## Saved entries
____________________

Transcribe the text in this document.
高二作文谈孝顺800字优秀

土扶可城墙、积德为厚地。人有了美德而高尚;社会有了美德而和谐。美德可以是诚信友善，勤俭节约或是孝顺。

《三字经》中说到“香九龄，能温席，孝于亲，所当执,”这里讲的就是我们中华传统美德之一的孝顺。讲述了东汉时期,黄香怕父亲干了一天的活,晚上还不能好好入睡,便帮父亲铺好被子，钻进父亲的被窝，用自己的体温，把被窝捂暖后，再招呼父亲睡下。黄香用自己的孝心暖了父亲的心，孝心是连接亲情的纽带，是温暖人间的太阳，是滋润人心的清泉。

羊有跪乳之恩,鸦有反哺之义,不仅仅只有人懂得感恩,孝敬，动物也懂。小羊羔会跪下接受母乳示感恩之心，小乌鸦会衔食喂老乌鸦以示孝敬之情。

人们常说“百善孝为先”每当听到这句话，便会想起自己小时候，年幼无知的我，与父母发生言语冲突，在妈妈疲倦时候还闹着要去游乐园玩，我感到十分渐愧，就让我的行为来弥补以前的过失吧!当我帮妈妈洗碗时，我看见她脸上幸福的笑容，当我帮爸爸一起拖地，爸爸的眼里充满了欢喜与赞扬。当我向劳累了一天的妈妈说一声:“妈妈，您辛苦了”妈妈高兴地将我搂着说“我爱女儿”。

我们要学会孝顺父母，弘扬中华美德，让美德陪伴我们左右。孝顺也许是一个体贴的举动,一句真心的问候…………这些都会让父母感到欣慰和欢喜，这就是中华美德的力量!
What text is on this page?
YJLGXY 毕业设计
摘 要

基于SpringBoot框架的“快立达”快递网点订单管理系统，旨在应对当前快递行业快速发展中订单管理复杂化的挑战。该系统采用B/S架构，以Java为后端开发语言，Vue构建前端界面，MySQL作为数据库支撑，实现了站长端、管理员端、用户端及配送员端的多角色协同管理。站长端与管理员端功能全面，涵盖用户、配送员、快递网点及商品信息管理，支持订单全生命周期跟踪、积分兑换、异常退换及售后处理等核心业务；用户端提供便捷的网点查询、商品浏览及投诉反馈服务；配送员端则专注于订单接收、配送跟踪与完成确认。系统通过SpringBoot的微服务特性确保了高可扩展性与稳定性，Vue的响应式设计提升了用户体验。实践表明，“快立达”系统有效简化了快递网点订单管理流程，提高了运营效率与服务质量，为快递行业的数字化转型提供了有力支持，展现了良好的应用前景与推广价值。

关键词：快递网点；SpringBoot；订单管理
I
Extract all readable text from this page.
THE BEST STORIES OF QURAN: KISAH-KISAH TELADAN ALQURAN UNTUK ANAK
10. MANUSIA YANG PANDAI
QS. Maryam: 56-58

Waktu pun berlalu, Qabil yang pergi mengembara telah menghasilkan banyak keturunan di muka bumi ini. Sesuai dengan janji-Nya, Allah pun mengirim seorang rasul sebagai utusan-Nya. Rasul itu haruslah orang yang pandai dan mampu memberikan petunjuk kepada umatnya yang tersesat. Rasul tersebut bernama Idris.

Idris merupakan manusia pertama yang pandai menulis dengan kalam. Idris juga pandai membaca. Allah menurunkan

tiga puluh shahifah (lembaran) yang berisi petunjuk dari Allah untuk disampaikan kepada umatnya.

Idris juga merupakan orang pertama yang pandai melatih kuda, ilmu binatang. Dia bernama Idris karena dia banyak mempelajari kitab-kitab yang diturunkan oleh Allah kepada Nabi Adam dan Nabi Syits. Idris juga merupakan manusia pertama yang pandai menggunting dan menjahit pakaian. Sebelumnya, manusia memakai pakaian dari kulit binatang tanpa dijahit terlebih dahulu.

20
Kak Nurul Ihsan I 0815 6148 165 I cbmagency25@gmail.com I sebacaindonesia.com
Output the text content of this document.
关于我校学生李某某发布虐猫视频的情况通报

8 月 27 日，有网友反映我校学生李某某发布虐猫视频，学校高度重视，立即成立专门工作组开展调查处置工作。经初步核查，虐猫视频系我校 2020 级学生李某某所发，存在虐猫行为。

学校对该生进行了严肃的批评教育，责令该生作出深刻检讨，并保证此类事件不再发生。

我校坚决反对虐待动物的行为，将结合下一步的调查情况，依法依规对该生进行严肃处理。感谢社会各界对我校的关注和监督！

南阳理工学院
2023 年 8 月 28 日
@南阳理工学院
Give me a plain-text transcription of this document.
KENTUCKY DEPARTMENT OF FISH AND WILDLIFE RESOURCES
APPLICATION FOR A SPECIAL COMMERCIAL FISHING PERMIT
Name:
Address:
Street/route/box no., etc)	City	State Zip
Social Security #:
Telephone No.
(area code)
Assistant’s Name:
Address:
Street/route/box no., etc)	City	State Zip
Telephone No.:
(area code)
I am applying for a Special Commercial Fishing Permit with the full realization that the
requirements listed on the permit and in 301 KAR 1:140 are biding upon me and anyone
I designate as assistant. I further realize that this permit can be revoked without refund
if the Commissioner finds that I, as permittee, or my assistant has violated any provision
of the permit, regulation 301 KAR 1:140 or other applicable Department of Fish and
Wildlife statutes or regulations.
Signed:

____________________

## Requirement
Quote all the records. Keep every word exact.

## Task output
Transcribe the text in this document.
高二作文谈孝顺800字优秀

土扶可城墙、积德为厚地。人有了美德而高尚;社会有了美德而和谐。美德可以是诚信友善，勤俭节约或是孝顺。

《三字经》中说到“香九龄，能温席，孝于亲，所当执,”这里讲的就是我们中华传统美德之一的孝顺。讲述了东汉时期,黄香怕父亲干了一天的活,晚上还不能好好入睡,便帮父亲铺好被子，钻进父亲的被窝，用自己的体温，把被窝捂暖后，再招呼父亲睡下。黄香用自己的孝心暖了父亲的心，孝心是连接亲情的纽带，是温暖人间的太阳，是滋润人心的清泉。

羊有跪乳之恩,鸦有反哺之义,不仅仅只有人懂得感恩,孝敬，动物也懂。小羊羔会跪下接受母乳示感恩之心，小乌鸦会衔食喂老乌鸦以示孝敬之情。

人们常说“百善孝为先”每当听到这句话，便会想起自己小时候，年幼无知的我，与父母发生言语冲突，在妈妈疲倦时候还闹着要去游乐园玩，我感到十分渐愧，就让我的行为来弥补以前的过失吧!当我帮妈妈洗碗时，我看见她脸上幸福的笑容，当我帮爸爸一起拖地，爸爸的眼里充满了欢喜与赞扬。当我向劳累了一天的妈妈说一声:“妈妈，您辛苦了”妈妈高兴地将我搂着说“我爱女儿”。

我们要学会孝顺父母，弘扬中华美德，让美德陪伴我们左右。孝顺也许是一个体贴的举动,一句真心的问候…………这些都会让父母感到欣慰和欢喜，这就是中华美德的力量!
What text is on this page?
YJLGXY 毕业设计
摘 要

基于SpringBoot框架的“快立达”快递网点订单管理系统，旨在应对当前快递行业快速发展中订单管理复杂化的挑战。该系统采用B/S架构，以Java为后端开发语言，Vue构建前端界面，MySQL作为数据库支撑，实现了站长端、管理员端、用户端及配送员端的多角色协同管理。站长端与管理员端功能全面，涵盖用户、配送员、快递网点及商品信息管理，支持订单全生命周期跟踪、积分兑换、异常退换及售后处理等核心业务；用户端提供便捷的网点查询、商品浏览及投诉反馈服务；配送员端则专注于订单接收、配送跟踪与完成确认。系统通过SpringBoot的微服务特性确保了高可扩展性与稳定性，Vue的响应式设计提升了用户体验。实践表明，“快立达”系统有效简化了快递网点订单管理流程，提高了运营效率与服务质量，为快递行业的数字化转型提供了有力支持，展现了良好的应用前景与推广价值。

关键词：快递网点；SpringBoot；订单管理
I
Extract all readable text from this page.
THE BEST STORIES OF QURAN: KISAH-KISAH TELADAN ALQURAN UNTUK ANAK
10. MANUSIA YANG PANDAI
QS. Maryam: 56-58

Waktu pun berlalu, Qabil yang pergi mengembara telah menghasilkan banyak keturunan di muka bumi ini. Sesuai dengan janji-Nya, Allah pun mengirim seorang rasul sebagai utusan-Nya. Rasul itu haruslah orang yang pandai dan mampu memberikan petunjuk kepada umatnya yang tersesat. Rasul tersebut bernama Idris.

Idris merupakan manusia pertama yang pandai menulis dengan kalam. Idris juga pandai membaca. Allah menurunkan

tiga puluh shahifah (lembaran) yang berisi petunjuk dari Allah untuk disampaikan kepada umatnya.

Idris juga merupakan orang pertama yang pandai melatih kuda, ilmu binatang. Dia bernama Idris karena dia banyak mempelajari kitab-kitab yang diturunkan oleh Allah kepada Nabi Adam dan Nabi Syits. Idris juga merupakan manusia pertama yang pandai menggunting dan menjahit pakaian. Sebelumnya, manusia memakai pakaian dari kulit binatang tanpa dijahit terlebih dahulu.

20
Kak Nurul Ihsan I 0815 6148 165 I cbmagency25@gmail.com I sebacaindonesia.com
Output the text content of this document.
关于我校学生李某某发布虐猫视频的情况通报

8 月 27 日，有网友反映我校学生李某某发布虐猫视频，学校高度重视，立即成立专门工作组开展调查处置工作。经初步核查，虐猫视频系我校 2020 级学生李某某所发，存在虐猫行为。

学校对该生进行了严肃的批评教育，责令该生作出深刻检讨，并保证此类事件不再发生。

我校坚决反对虐待动物的行为，将结合下一步的调查情况，依法依规对该生进行严肃处理。感谢社会各界对我校的关注和监督！

南阳理工学院
2023 年 8 月 28 日
@南阳理工学院
Give me a plain-text transcription of this document.
KENTUCKY DEPARTMENT OF FISH AND WILDLIFE RESOURCES
APPLICATION FOR A SPECIAL COMMERCIAL FISHING PERMIT
Name:
Address:
Street/route/box no., etc)	City	State Zip
Social Security #:
Telephone No.
(area code)
Assistant’s Name:
Address:
Street/route/box no., etc)	City	State Zip
Telephone No.:
(area code)
I am applying for a Special Commercial Fishing Permit with the full realization that the
requirements listed on the permit and in 301 KAR 1:140 are biding upon me and anyone
I designate as assistant. I further realize that this permit can be revoked without refund
if the Commissioner finds that I, as permittee, or my assistant has violated any provision
of the permit, regulation 301 KAR 1:140 or other applicable Department of Fish and
Wildlife statutes or regulations.
Signed:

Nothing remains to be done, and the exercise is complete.